### YOUR OBJECTIVE
Identify each line in the records below that contains the word "Business", and copy it.

### EXERCISE MATERIALS
— Begin —

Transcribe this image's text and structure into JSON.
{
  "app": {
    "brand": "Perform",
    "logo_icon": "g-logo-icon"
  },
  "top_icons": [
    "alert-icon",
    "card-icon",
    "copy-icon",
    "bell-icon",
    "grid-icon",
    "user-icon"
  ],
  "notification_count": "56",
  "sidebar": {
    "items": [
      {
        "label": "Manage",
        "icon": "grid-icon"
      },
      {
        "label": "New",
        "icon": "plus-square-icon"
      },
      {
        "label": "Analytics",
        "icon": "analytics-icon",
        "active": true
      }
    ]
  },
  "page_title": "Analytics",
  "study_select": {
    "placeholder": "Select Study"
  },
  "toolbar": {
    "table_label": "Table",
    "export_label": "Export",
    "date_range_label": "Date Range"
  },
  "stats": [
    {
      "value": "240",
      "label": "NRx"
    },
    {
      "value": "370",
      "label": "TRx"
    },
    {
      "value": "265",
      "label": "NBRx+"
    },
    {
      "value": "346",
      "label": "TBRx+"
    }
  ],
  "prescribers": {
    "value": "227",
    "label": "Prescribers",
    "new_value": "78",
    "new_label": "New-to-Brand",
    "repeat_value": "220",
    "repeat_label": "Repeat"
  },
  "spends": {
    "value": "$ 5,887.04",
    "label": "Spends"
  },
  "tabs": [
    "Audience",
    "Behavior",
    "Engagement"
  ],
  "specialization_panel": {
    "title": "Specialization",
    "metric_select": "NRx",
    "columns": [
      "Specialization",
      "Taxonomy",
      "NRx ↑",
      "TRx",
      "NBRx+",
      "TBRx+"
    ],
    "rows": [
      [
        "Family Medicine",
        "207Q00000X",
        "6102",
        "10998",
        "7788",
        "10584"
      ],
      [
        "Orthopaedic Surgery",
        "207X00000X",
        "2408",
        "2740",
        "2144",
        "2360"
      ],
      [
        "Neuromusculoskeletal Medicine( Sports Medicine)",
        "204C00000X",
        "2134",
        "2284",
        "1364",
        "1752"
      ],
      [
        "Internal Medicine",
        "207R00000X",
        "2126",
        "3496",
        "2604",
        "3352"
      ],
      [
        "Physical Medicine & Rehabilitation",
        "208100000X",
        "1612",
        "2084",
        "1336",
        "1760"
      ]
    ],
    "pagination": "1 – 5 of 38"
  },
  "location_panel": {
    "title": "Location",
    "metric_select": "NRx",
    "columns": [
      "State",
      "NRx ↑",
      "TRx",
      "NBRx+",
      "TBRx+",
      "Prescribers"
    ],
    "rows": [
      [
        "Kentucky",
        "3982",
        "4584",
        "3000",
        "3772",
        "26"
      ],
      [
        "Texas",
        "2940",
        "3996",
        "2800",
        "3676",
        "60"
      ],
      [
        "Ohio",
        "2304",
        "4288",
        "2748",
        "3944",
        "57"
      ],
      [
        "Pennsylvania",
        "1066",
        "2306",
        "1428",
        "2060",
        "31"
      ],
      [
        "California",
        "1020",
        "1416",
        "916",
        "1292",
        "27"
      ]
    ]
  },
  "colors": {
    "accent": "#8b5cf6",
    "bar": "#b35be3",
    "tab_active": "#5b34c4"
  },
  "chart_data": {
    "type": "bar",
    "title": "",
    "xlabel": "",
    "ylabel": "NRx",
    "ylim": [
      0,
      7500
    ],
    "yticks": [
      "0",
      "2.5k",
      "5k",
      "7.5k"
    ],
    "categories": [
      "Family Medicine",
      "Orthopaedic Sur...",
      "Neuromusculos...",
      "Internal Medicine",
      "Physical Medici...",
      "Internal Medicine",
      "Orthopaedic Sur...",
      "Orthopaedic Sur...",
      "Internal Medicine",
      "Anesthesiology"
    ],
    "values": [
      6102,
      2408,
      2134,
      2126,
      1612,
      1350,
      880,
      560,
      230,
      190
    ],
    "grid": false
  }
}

— End —
— Begin —

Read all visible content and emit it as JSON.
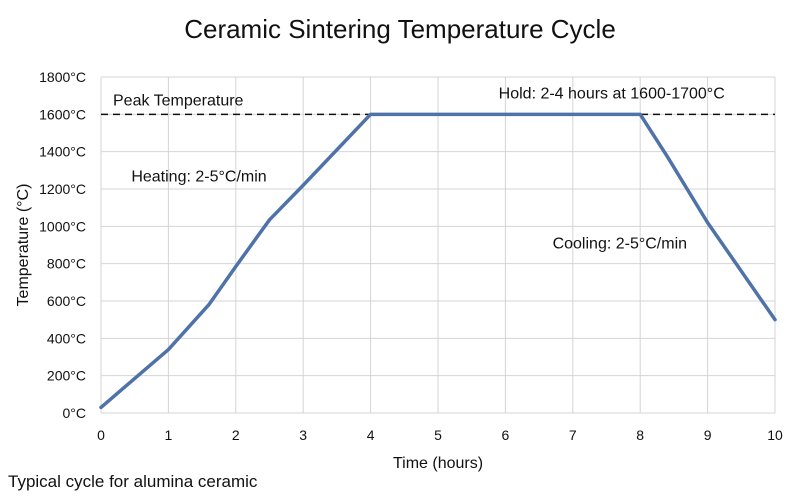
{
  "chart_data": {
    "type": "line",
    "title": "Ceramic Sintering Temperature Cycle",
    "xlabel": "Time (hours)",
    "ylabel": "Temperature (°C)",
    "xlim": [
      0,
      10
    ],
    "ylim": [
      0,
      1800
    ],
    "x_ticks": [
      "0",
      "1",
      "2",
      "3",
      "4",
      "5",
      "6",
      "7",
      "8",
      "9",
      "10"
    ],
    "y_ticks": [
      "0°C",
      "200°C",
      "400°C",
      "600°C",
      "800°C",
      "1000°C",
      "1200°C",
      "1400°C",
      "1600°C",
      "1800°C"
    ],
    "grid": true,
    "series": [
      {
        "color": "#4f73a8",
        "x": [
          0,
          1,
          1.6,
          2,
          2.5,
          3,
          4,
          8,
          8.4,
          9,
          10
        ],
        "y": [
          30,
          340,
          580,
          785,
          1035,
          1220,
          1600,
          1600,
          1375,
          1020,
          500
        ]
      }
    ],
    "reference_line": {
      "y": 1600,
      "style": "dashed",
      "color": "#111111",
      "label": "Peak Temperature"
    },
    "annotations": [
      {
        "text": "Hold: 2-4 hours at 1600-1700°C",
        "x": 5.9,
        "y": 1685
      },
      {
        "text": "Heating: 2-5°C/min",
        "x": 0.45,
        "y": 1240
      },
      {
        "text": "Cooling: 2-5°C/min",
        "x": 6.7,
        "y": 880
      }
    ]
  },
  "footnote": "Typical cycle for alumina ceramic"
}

— End —
— Begin —

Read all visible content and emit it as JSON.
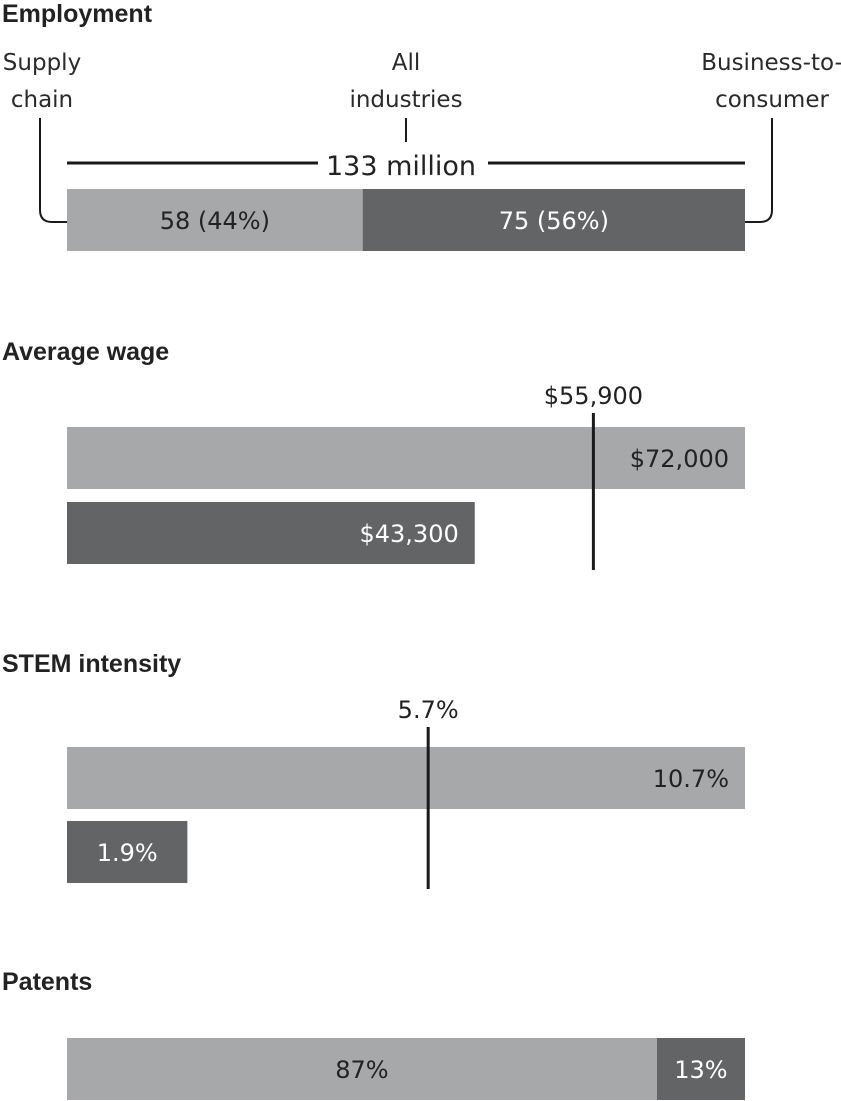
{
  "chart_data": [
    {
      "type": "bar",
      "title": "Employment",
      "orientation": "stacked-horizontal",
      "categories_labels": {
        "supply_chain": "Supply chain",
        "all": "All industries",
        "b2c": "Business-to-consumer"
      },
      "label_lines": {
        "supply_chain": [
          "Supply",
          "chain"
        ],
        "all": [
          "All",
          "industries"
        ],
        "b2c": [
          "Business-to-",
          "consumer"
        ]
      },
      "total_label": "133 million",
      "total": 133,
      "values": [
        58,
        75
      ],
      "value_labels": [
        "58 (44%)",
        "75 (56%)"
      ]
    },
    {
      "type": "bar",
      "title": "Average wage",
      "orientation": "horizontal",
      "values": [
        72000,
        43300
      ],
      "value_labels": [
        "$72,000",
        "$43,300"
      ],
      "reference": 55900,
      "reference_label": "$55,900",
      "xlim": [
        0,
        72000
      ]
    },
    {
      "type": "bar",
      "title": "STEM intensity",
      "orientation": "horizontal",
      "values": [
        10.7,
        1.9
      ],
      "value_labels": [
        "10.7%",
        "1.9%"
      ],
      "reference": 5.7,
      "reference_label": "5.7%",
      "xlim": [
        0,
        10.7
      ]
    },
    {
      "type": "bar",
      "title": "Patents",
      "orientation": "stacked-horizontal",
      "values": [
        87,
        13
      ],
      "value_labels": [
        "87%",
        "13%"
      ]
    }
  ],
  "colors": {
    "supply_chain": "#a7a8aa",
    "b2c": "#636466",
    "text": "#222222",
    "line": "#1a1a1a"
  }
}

— End —

### IN RESPONSE
        "b2c": "Business-to-consumer"
          "Business-to-",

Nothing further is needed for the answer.